══ STORED ROWS

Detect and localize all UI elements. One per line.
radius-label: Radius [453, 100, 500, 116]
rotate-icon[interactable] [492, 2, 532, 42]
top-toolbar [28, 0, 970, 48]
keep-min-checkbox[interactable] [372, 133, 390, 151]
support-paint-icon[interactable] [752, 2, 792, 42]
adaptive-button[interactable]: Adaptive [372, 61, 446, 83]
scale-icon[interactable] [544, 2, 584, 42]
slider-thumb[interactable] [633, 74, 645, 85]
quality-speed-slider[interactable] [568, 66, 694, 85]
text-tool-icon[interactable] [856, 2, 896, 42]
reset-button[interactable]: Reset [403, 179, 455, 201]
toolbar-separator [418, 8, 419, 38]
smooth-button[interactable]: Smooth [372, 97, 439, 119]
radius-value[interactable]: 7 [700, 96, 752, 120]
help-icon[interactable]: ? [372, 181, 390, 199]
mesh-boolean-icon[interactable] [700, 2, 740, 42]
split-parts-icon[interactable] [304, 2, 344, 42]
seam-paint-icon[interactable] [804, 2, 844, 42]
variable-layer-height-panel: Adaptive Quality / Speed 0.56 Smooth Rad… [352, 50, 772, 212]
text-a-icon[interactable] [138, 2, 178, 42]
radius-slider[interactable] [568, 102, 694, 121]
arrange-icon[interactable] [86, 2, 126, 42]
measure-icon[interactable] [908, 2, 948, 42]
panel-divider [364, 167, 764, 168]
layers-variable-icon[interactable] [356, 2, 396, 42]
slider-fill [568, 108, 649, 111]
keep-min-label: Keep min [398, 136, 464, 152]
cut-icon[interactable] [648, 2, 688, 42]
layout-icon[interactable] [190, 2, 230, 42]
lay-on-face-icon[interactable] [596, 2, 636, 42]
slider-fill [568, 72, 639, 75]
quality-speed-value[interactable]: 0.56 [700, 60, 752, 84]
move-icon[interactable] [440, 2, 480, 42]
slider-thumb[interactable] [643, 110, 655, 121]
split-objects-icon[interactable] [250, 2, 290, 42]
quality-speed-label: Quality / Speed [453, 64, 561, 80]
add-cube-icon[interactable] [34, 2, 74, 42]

════

WRITTEN INSTRUCTION ▸ Put every line of the records above into a JSON list of strings, one string per line, with blank lines left out.

RESULT FOR THIS TASK ▸
[
  "Detect and localize all UI elements. One per line.",
  "radius-label: Radius [453, 100, 500, 116]",
  "rotate-icon[interactable] [492, 2, 532, 42]",
  "top-toolbar [28, 0, 970, 48]",
  "keep-min-checkbox[interactable] [372, 133, 390, 151]",
  "support-paint-icon[interactable] [752, 2, 792, 42]",
  "adaptive-button[interactable]: Adaptive [372, 61, 446, 83]",
  "scale-icon[interactable] [544, 2, 584, 42]",
  "slider-thumb[interactable] [633, 74, 645, 85]",
  "quality-speed-slider[interactable] [568, 66, 694, 85]",
  "text-tool-icon[interactable] [856, 2, 896, 42]",
  "reset-button[interactable]: Reset [403, 179, 455, 201]",
  "toolbar-separator [418, 8, 419, 38]",
  "smooth-button[interactable]: Smooth [372, 97, 439, 119]",
  "radius-value[interactable]: 7 [700, 96, 752, 120]",
  "help-icon[interactable]: ? [372, 181, 390, 199]",
  "mesh-boolean-icon[interactable] [700, 2, 740, 42]",
  "split-parts-icon[interactable] [304, 2, 344, 42]",
  "seam-paint-icon[interactable] [804, 2, 844, 42]",
  "variable-layer-height-panel: Adaptive Quality / Speed 0.56 Smooth Rad… [352, 50, 772, 212]",
  "text-a-icon[interactable] [138, 2, 178, 42]",
  "radius-slider[interactable] [568, 102, 694, 121]",
  "arrange-icon[interactable] [86, 2, 126, 42]",
  "measure-icon[interactable] [908, 2, 948, 42]",
  "panel-divider [364, 167, 764, 168]",
  "layers-variable-icon[interactable] [356, 2, 396, 42]",
  "slider-fill [568, 108, 649, 111]",
  "keep-min-label: Keep min [398, 136, 464, 152]",
  "cut-icon[interactable] [648, 2, 688, 42]",
  "layout-icon[interactable] [190, 2, 230, 42]",
  "lay-on-face-icon[interactable] [596, 2, 636, 42]",
  "slider-fill [568, 72, 639, 75]",
  "quality-speed-value[interactable]: 0.56 [700, 60, 752, 84]",
  "move-icon[interactable] [440, 2, 480, 42]",
  "slider-thumb[interactable] [643, 110, 655, 121]",
  "split-objects-icon[interactable] [250, 2, 290, 42]",
  "quality-speed-label: Quality / Speed [453, 64, 561, 80]",
  "add-cube-icon[interactable] [34, 2, 74, 42]"
]